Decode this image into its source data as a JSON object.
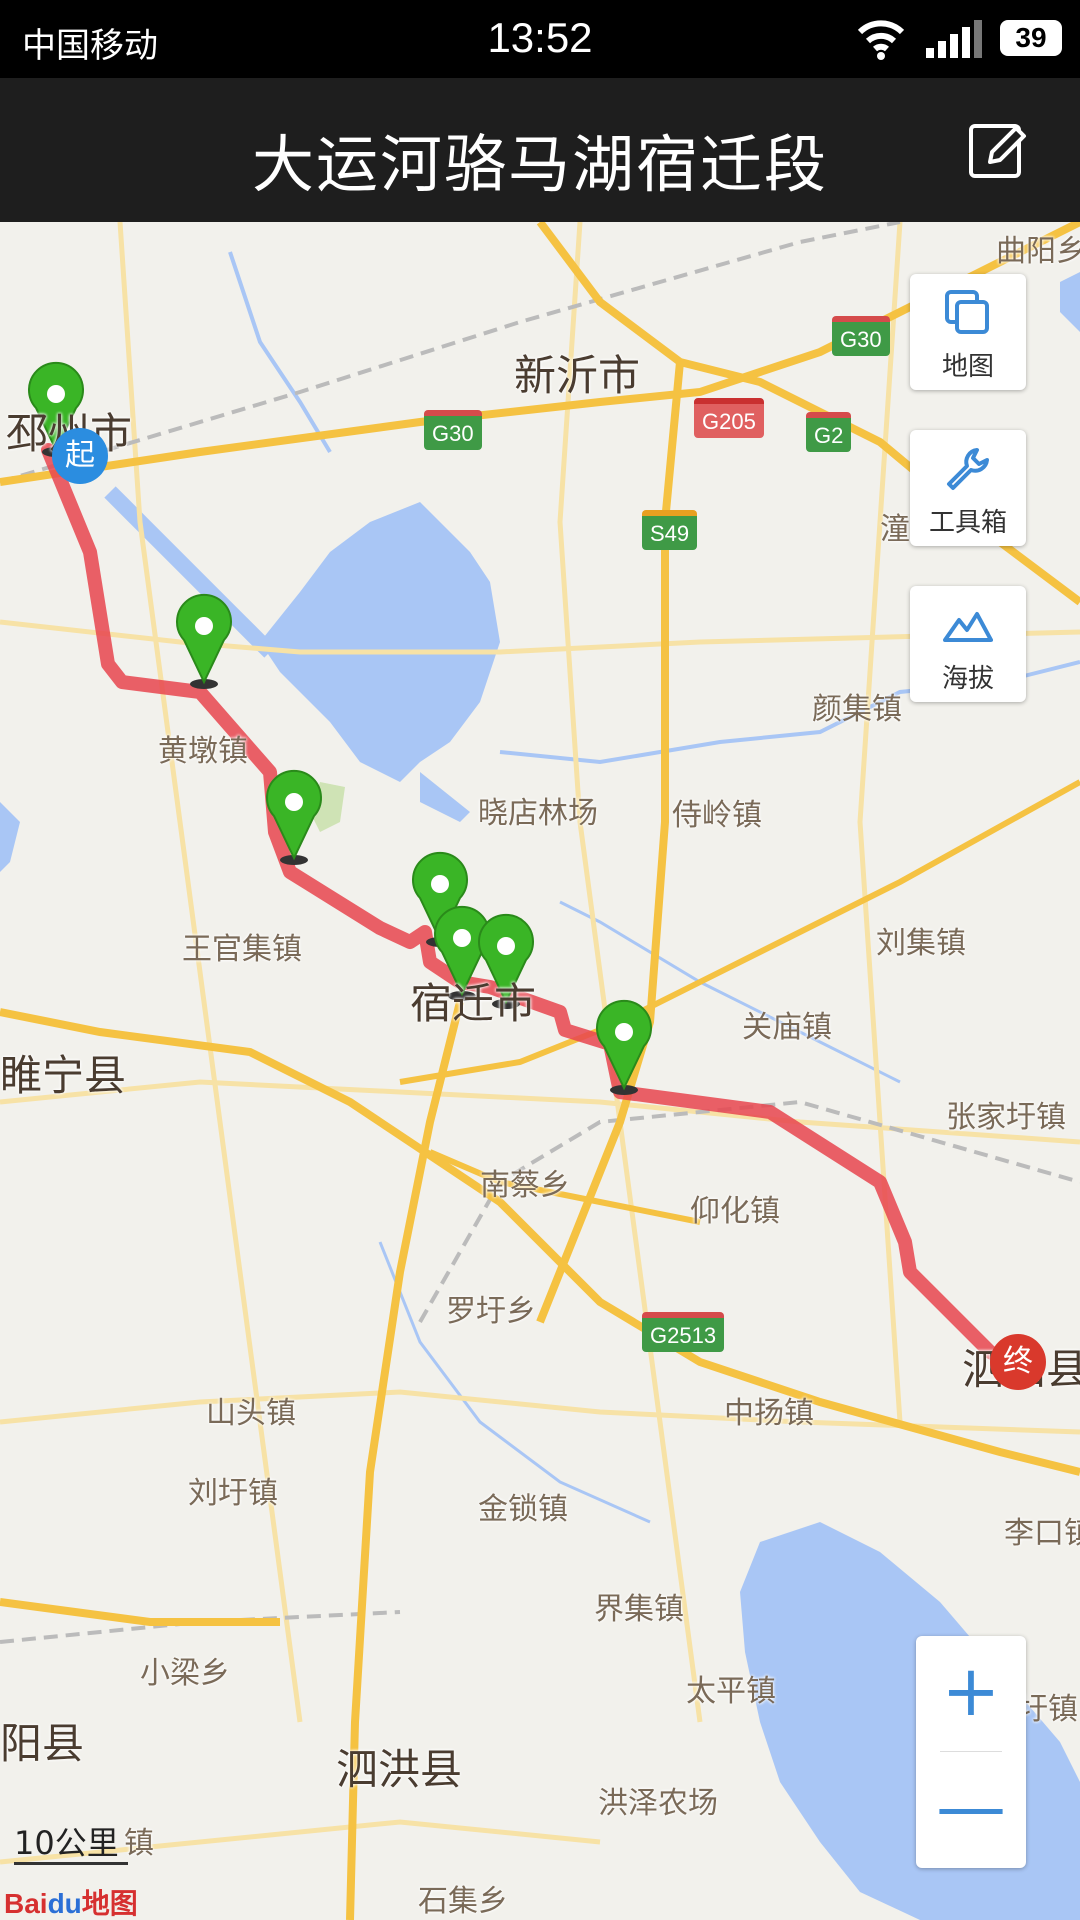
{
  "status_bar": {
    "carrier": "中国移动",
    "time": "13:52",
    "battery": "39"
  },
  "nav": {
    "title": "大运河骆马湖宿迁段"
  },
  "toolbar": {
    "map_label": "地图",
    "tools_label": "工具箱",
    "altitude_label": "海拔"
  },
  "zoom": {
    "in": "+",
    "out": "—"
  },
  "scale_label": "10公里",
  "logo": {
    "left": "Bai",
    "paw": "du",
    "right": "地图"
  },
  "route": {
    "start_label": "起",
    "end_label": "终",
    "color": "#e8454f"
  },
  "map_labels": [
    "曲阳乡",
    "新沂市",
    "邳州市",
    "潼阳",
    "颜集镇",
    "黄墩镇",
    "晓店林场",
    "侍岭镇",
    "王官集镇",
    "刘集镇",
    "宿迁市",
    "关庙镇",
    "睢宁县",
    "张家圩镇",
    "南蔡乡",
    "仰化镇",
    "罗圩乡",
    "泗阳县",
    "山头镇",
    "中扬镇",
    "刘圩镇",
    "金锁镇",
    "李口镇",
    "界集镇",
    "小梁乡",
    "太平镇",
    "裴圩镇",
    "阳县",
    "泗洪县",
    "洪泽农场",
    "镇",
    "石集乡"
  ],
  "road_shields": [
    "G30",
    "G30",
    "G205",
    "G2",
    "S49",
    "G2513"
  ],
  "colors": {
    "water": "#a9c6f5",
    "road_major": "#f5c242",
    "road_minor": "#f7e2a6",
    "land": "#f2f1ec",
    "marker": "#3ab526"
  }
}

- _Given task_:
Reproduce the material word for word. Any pictures should be left out of the copy.

- _Exercise result_:
Decode this image into its source data as a JSON object.
{
  "status_bar": {
    "carrier": "中国移动",
    "time": "13:52",
    "battery": "39"
  },
  "nav": {
    "title": "大运河骆马湖宿迁段"
  },
  "toolbar": {
    "map_label": "地图",
    "tools_label": "工具箱",
    "altitude_label": "海拔"
  },
  "zoom": {
    "in": "+",
    "out": "—"
  },
  "scale_label": "10公里",
  "logo": {
    "left": "Bai",
    "paw": "du",
    "right": "地图"
  },
  "route": {
    "start_label": "起",
    "end_label": "终",
    "color": "#e8454f"
  },
  "map_labels": [
    "曲阳乡",
    "新沂市",
    "邳州市",
    "潼阳",
    "颜集镇",
    "黄墩镇",
    "晓店林场",
    "侍岭镇",
    "王官集镇",
    "刘集镇",
    "宿迁市",
    "关庙镇",
    "睢宁县",
    "张家圩镇",
    "南蔡乡",
    "仰化镇",
    "罗圩乡",
    "泗阳县",
    "山头镇",
    "中扬镇",
    "刘圩镇",
    "金锁镇",
    "李口镇",
    "界集镇",
    "小梁乡",
    "太平镇",
    "裴圩镇",
    "阳县",
    "泗洪县",
    "洪泽农场",
    "镇",
    "石集乡"
  ],
  "road_shields": [
    "G30",
    "G30",
    "G205",
    "G2",
    "S49",
    "G2513"
  ],
  "colors": {
    "water": "#a9c6f5",
    "road_major": "#f5c242",
    "road_minor": "#f7e2a6",
    "land": "#f2f1ec",
    "marker": "#3ab526"
  }
}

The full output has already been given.